● Brief: Each record below should be output verbatim, without pictures.

[Rows from a figure dataset]

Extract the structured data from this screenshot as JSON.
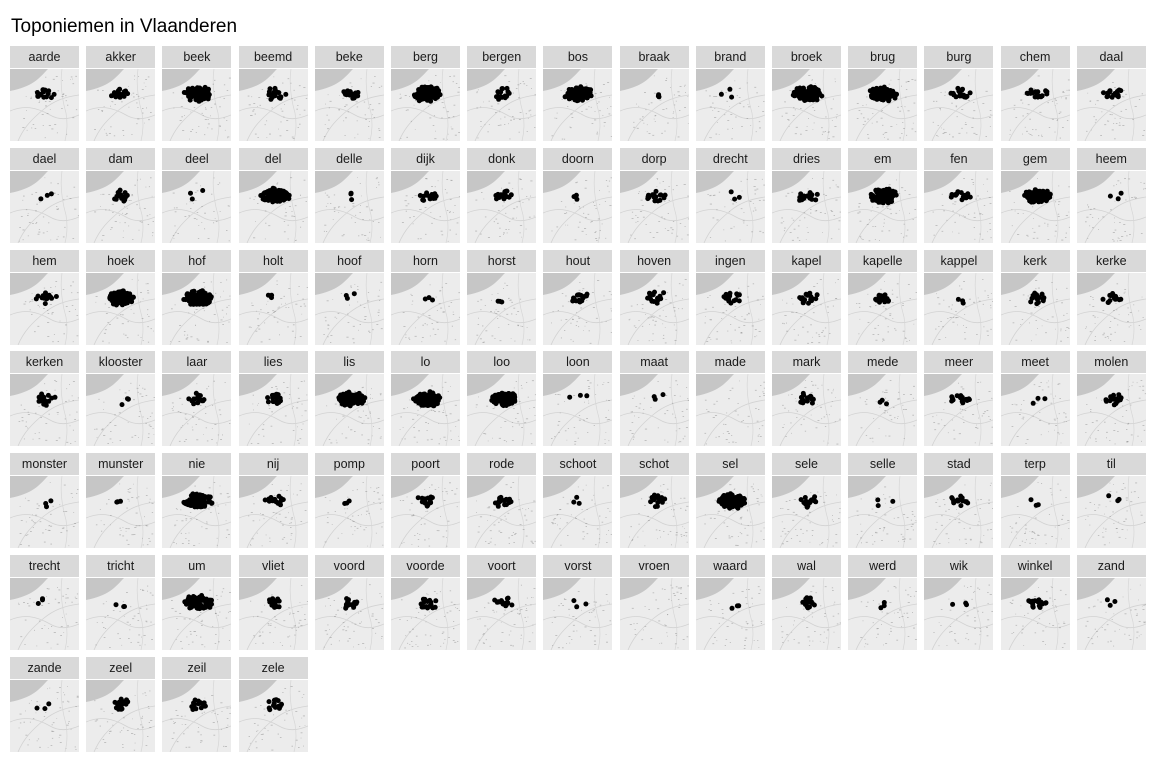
{
  "title": "Toponiemen in Vlaanderen",
  "facets": [
    "aarde",
    "akker",
    "beek",
    "beemd",
    "beke",
    "berg",
    "bergen",
    "bos",
    "braak",
    "brand",
    "broek",
    "brug",
    "burg",
    "chem",
    "daal",
    "dael",
    "dam",
    "deel",
    "del",
    "delle",
    "dijk",
    "donk",
    "doorn",
    "dorp",
    "drecht",
    "dries",
    "em",
    "fen",
    "gem",
    "heem",
    "hem",
    "hoek",
    "hof",
    "holt",
    "hoof",
    "horn",
    "horst",
    "hout",
    "hoven",
    "ingen",
    "kapel",
    "kapelle",
    "kappel",
    "kerk",
    "kerke",
    "kerken",
    "klooster",
    "laar",
    "lies",
    "lis",
    "lo",
    "loo",
    "loon",
    "maat",
    "made",
    "mark",
    "mede",
    "meer",
    "meet",
    "molen",
    "monster",
    "munster",
    "nie",
    "nij",
    "pomp",
    "poort",
    "rode",
    "schoot",
    "schot",
    "sel",
    "sele",
    "selle",
    "stad",
    "terp",
    "til",
    "trecht",
    "tricht",
    "um",
    "vliet",
    "voord",
    "voorde",
    "voort",
    "vorst",
    "vroen",
    "waard",
    "wal",
    "werd",
    "wik",
    "winkel",
    "zand",
    "zande",
    "zeel",
    "zeil",
    "zele"
  ],
  "colors": {
    "strip": "#d9d9d9",
    "map_land": "#ececec",
    "map_sea": "#c6c6c6",
    "points": "#000000"
  },
  "marker": "filled-circle"
}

● Result:
Extract the structured data from this screenshot as JSON.
{
  "title": "Toponiemen in Vlaanderen",
  "facets": [
    "aarde",
    "akker",
    "beek",
    "beemd",
    "beke",
    "berg",
    "bergen",
    "bos",
    "braak",
    "brand",
    "broek",
    "brug",
    "burg",
    "chem",
    "daal",
    "dael",
    "dam",
    "deel",
    "del",
    "delle",
    "dijk",
    "donk",
    "doorn",
    "dorp",
    "drecht",
    "dries",
    "em",
    "fen",
    "gem",
    "heem",
    "hem",
    "hoek",
    "hof",
    "holt",
    "hoof",
    "horn",
    "horst",
    "hout",
    "hoven",
    "ingen",
    "kapel",
    "kapelle",
    "kappel",
    "kerk",
    "kerke",
    "kerken",
    "klooster",
    "laar",
    "lies",
    "lis",
    "lo",
    "loo",
    "loon",
    "maat",
    "made",
    "mark",
    "mede",
    "meer",
    "meet",
    "molen",
    "monster",
    "munster",
    "nie",
    "nij",
    "pomp",
    "poort",
    "rode",
    "schoot",
    "schot",
    "sel",
    "sele",
    "selle",
    "stad",
    "terp",
    "til",
    "trecht",
    "tricht",
    "um",
    "vliet",
    "voord",
    "voorde",
    "voort",
    "vorst",
    "vroen",
    "waard",
    "wal",
    "werd",
    "wik",
    "winkel",
    "zand",
    "zande",
    "zeel",
    "zeil",
    "zele"
  ],
  "colors": {
    "strip": "#d9d9d9",
    "map_land": "#ececec",
    "map_sea": "#c6c6c6",
    "points": "#000000"
  },
  "marker": "filled-circle"
}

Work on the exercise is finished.